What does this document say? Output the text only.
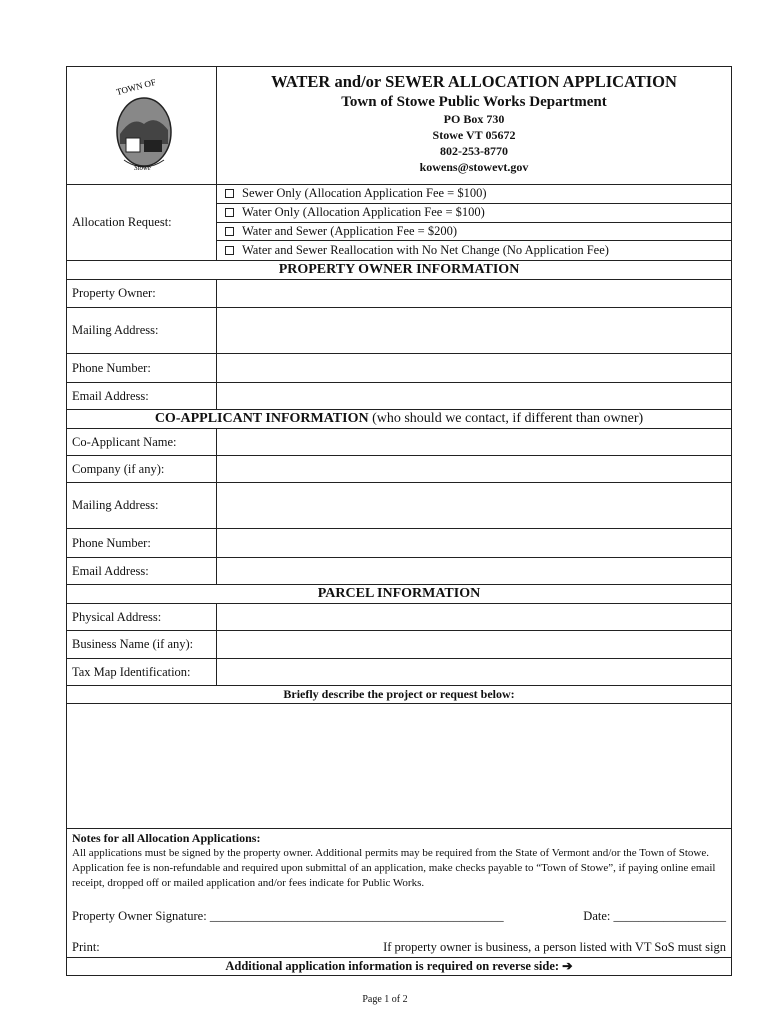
TOWN OF
Stowe
WATER and/or SEWER ALLOCATION APPLICATION
Town of Stowe Public Works Department
PO Box 730
Stowe VT 05672
802-253-8770
kowens@stowevt.gov
Allocation Request:
Sewer Only (Allocation Application Fee = $100)
Water Only (Allocation Application Fee = $100)
Water and Sewer (Application Fee = $200)
Water and Sewer Reallocation with No Net Change (No Application Fee)
PROPERTY OWNER INFORMATION
Property Owner:
Mailing Address:
Phone Number:
Email Address:
CO-APPLICANT INFORMATION (who should we contact, if different than owner)
Co-Applicant Name:
Company (if any):
Mailing Address:
Phone Number:
Email Address:
PARCEL INFORMATION
Physical Address:
Business Name (if any):
Tax Map Identification:
Briefly describe the project or request below:
Notes for all Allocation Applications:
All applications must be signed by the property owner. Additional permits may be required from the State of Vermont and/or the Town of Stowe. Application fee is non-refundable and required upon submittal of an application, make checks payable to “Town of Stowe”, if paying online email receipt, dropped off or mailed application and/or fees indicate for Public Works.
Property Owner Signature: _______________________________________________	Date: __________________
Print:	If property owner is business, a person listed with VT SoS must sign
Additional application information is required on reverse side: ➔
Page 1 of 2
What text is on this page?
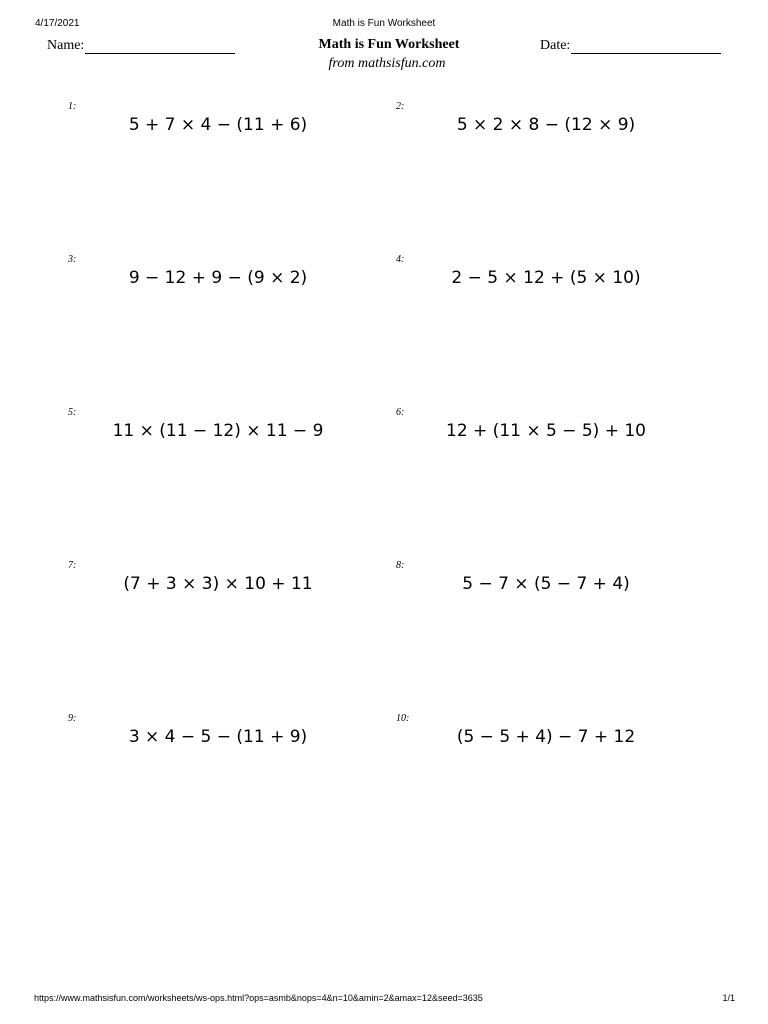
4/17/2021	Math is Fun Worksheet
Name:	Math is Fun Worksheet
from mathsisfun.com
Date:
1:
5 + 7 × 4 − (11 + 6)
2:
5 × 2 × 8 − (12 × 9)
3:
9 − 12 + 9 − (9 × 2)
4:
2 − 5 × 12 + (5 × 10)
5:
11 × (11 − 12) × 11 − 9
6:
12 + (11 × 5 − 5) + 10
7:
(7 + 3 × 3) × 10 + 11
8:
5 − 7 × (5 − 7 + 4)
9:
3 × 4 − 5 − (11 + 9)
10:
(5 − 5 + 4) − 7 + 12
https://www.mathsisfun.com/worksheets/ws-ops.html?ops=asmb&nops=4&n=10&amin=2&amax=12&seed=3635	1/1
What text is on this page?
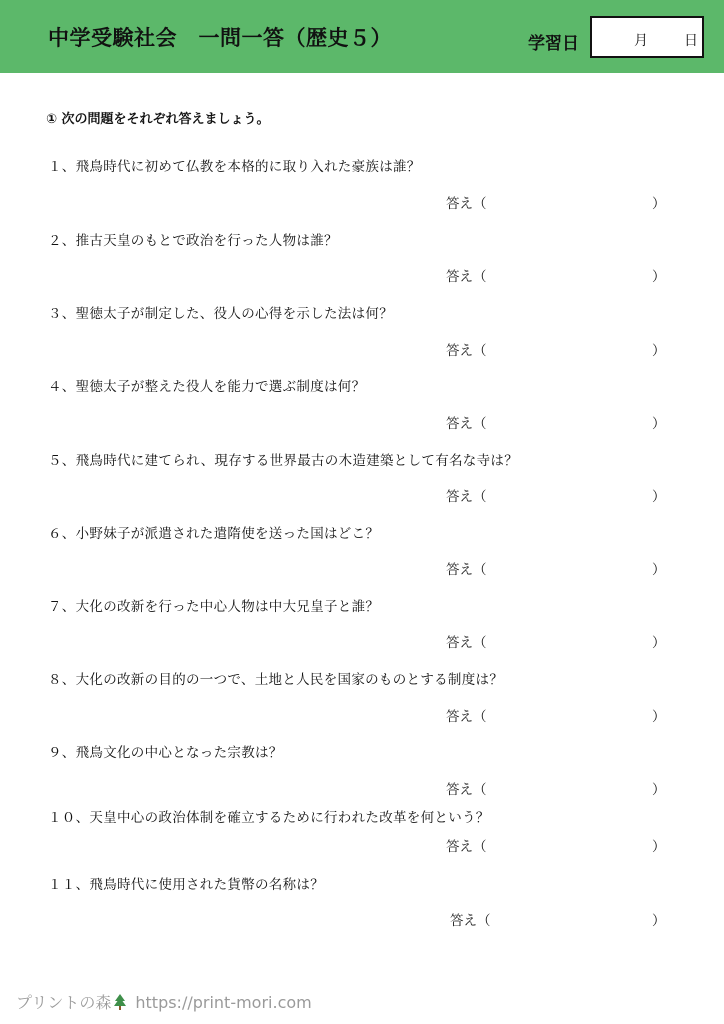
中学受験社会　一問一答（歴史５）	学習日	月	日
① 次の問題をそれぞれ答えましょう。
１、飛鳥時代に初めて仏教を本格的に取り入れた豪族は誰？
答え（	）
２、推古天皇のもとで政治を行った人物は誰？
答え（	）
３、聖徳太子が制定した、役人の心得を示した法は何？
答え（	）
４、聖徳太子が整えた役人を能力で選ぶ制度は何？
答え（	）
５、飛鳥時代に建てられ、現存する世界最古の木造建築として有名な寺は？
答え（	）
６、小野妹子が派遣された遣隋使を送った国はどこ？
答え（	）
７、大化の改新を行った中心人物は中大兄皇子と誰？
答え（	）
８、大化の改新の目的の一つで、土地と人民を国家のものとする制度は？
答え（	）
９、飛鳥文化の中心となった宗教は？
答え（	）
１０、天皇中心の政治体制を確立するために行われた改革を何という？
答え（	）
１１、飛鳥時代に使用された貨幣の名称は？
答え（	）
プリントの森 https://print-mori.com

▶ **Aim**: Leave the pictures out and reproduce each record exactly as written.

▶ **Finished answer**:
What does this document say? Output the text only.
TOWN OF
Stowe
WATER and/or SEWER ALLOCATION APPLICATION
Town of Stowe Public Works Department
PO Box 730
Stowe VT 05672
802-253-8770
kowens@stowevt.gov
Allocation Request:
Sewer Only (Allocation Application Fee = $100)
Water Only (Allocation Application Fee = $100)
Water and Sewer (Application Fee = $200)
Water and Sewer Reallocation with No Net Change (No Application Fee)
PROPERTY OWNER INFORMATION
Property Owner:
Mailing Address:
Phone Number:
Email Address:
CO-APPLICANT INFORMATION (who should we contact, if different than owner)
Co-Applicant Name:
Company (if any):
Mailing Address:
Phone Number:
Email Address:
PARCEL INFORMATION
Physical Address:
Business Name (if any):
Tax Map Identification:
Briefly describe the project or request below:
Notes for all Allocation Applications:
All applications must be signed by the property owner. Additional permits may be required from the State of Vermont and/or the Town of Stowe. Application fee is non-refundable and required upon submittal of an application, make checks payable to “Town of Stowe”, if paying online email receipt, dropped off or mailed application and/or fees indicate for Public Works.
Property Owner Signature: _______________________________________________	Date: __________________
Print:	If property owner is business, a person listed with VT SoS must sign
Additional application information is required on reverse side: ➔
Page 1 of 2
What text is on this page?
4/17/2021	Math is Fun Worksheet
Name:	Math is Fun Worksheet
from mathsisfun.com
Date:
1:
5 + 7 × 4 − (11 + 6)
2:
5 × 2 × 8 − (12 × 9)
3:
9 − 12 + 9 − (9 × 2)
4:
2 − 5 × 12 + (5 × 10)
5:
11 × (11 − 12) × 11 − 9
6:
12 + (11 × 5 − 5) + 10
7:
(7 + 3 × 3) × 10 + 11
8:
5 − 7 × (5 − 7 + 4)
9:
3 × 4 − 5 − (11 + 9)
10:
(5 − 5 + 4) − 7 + 12
https://www.mathsisfun.com/worksheets/ws-ops.html?ops=asmb&nops=4&n=10&amin=2&amax=12&seed=3635	1/1
What text is on this page?
中学受験社会　一問一答（歴史５）	学習日	月	日
① 次の問題をそれぞれ答えましょう。
１、飛鳥時代に初めて仏教を本格的に取り入れた豪族は誰？
答え（	）
２、推古天皇のもとで政治を行った人物は誰？
答え（	）
３、聖徳太子が制定した、役人の心得を示した法は何？
答え（	）
４、聖徳太子が整えた役人を能力で選ぶ制度は何？
答え（	）
５、飛鳥時代に建てられ、現存する世界最古の木造建築として有名な寺は？
答え（	）
６、小野妹子が派遣された遣隋使を送った国はどこ？
答え（	）
７、大化の改新を行った中心人物は中大兄皇子と誰？
答え（	）
８、大化の改新の目的の一つで、土地と人民を国家のものとする制度は？
答え（	）
９、飛鳥文化の中心となった宗教は？
答え（	）
１０、天皇中心の政治体制を確立するために行われた改革を何という？
答え（	）
１１、飛鳥時代に使用された貨幣の名称は？
答え（	）
プリントの森 https://print-mori.com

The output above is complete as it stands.